─── Material ───

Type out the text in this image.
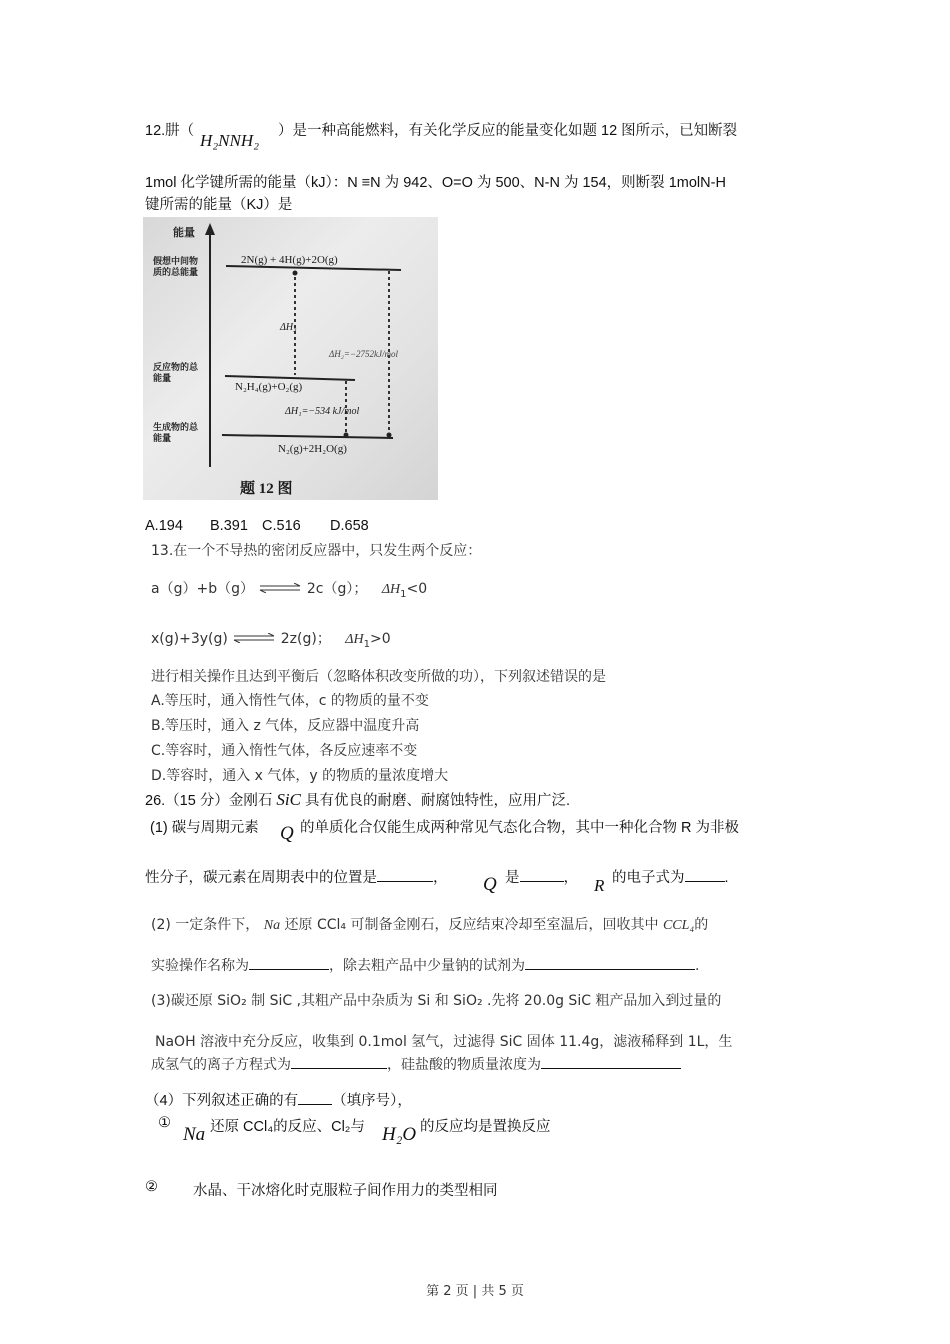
12.肼（ H₂NNH₂ ）是一种高能燃料，有关化学反应的能量变化如题 12 图所示，已知断裂
1mol 化学键所需的能量（kJ）：N ≡N 为 942、O=O 为 500、N-N 为 154，则断裂 1molN-H
键所需的能量（KJ）是
能量
假想中间物质的总能量
2N(g) + 4H(g)+2O(g)
ΔH₃
ΔH₂=−2752kJ/mol
反应物的总能量
N₂H₄(g)+O₂(g)
ΔH₁=−534 kJ/mol
生成物的总能量
N₂(g)+2H₂O(g)
题 12 图
A.194 B.391 C.516 D.658
13.在一个不导热的密闭反应器中，只发生两个反应：
a（g）+b（g） ⇌ 2c（g）； $\Delta H_1<0$
x(g)+3y(g) ⇌ 2z(g)； $\Delta H_1>0$
进行相关操作且达到平衡后（忽略体积改变所做的功），下列叙述错误的是
A.等压时，通入惰性气体，c 的物质的量不变
B.等压时，通入 z 气体，反应器中温度升高
C.等容时，通入惰性气体，各反应速率不变
D.等容时，通入 x 气体，y 的物质的量浓度增大
26.（15 分）金刚石 SiC 具有优良的耐磨、耐腐蚀特性，应用广泛.
(1) 碳与周期元素 Q 的单质化合仅能生成两种常见气态化合物，其中一种化合物 R 为非极
性分子，碳元素在周期表中的位置是	， Q 是	， R 的电子式为	.
(2) 一定条件下， Na 还原 CCl₄ 可制备金刚石，反应结束冷却至室温后，回收其中 CCL₄的
实验操作名称为	，除去粗产品中少量钠的试剂为	.
(3)碳还原 SiO₂ 制 SiC ,其粗产品中杂质为 Si 和 SiO₂ .先将 20.0g SiC 粗产品加入到过量的
NaOH 溶液中充分反应，收集到 0.1mol 氢气，过滤得 SiC 固体 11.4g，滤液稀释到 1L，生
成氢气的离子方程式为	，硅盐酸的物质量浓度为
（4）下列叙述正确的有 （填序号），
①
Na 还原 CCl₄的反应、Cl₂与 H₂O 的反应均是置换反应
② 水晶、干冰熔化时克服粒子间作用力的类型相同
第 2 页 | 共 5 页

───

**Stated task**
Repeat the records above exactly, omitting every picture.

**Written solution**
Type out the text in this image.
12.肼（ H₂NNH₂ ）是一种高能燃料，有关化学反应的能量变化如题 12 图所示，已知断裂
1mol 化学键所需的能量（kJ）：N ≡N 为 942、O=O 为 500、N-N 为 154，则断裂 1molN-H
键所需的能量（KJ）是
能量
假想中间物质的总能量
2N(g) + 4H(g)+2O(g)
ΔH₃
ΔH₂=−2752kJ/mol
反应物的总能量
N₂H₄(g)+O₂(g)
ΔH₁=−534 kJ/mol
生成物的总能量
N₂(g)+2H₂O(g)
题 12 图
A.194 B.391 C.516 D.658
13.在一个不导热的密闭反应器中，只发生两个反应：
a（g）+b（g） ⇌ 2c（g）； $\Delta H_1<0$
x(g)+3y(g) ⇌ 2z(g)； $\Delta H_1>0$
进行相关操作且达到平衡后（忽略体积改变所做的功），下列叙述错误的是
A.等压时，通入惰性气体，c 的物质的量不变
B.等压时，通入 z 气体，反应器中温度升高
C.等容时，通入惰性气体，各反应速率不变
D.等容时，通入 x 气体，y 的物质的量浓度增大
26.（15 分）金刚石 SiC 具有优良的耐磨、耐腐蚀特性，应用广泛.
(1) 碳与周期元素 Q 的单质化合仅能生成两种常见气态化合物，其中一种化合物 R 为非极
性分子，碳元素在周期表中的位置是	， Q 是	， R 的电子式为	.
(2) 一定条件下， Na 还原 CCl₄ 可制备金刚石，反应结束冷却至室温后，回收其中 CCL₄的
实验操作名称为	，除去粗产品中少量钠的试剂为	.
(3)碳还原 SiO₂ 制 SiC ,其粗产品中杂质为 Si 和 SiO₂ .先将 20.0g SiC 粗产品加入到过量的
NaOH 溶液中充分反应，收集到 0.1mol 氢气，过滤得 SiC 固体 11.4g，滤液稀释到 1L，生
成氢气的离子方程式为	，硅盐酸的物质量浓度为
（4）下列叙述正确的有 （填序号），
①
Na 还原 CCl₄的反应、Cl₂与 H₂O 的反应均是置换反应
② 水晶、干冰熔化时克服粒子间作用力的类型相同
第 2 页 | 共 5 页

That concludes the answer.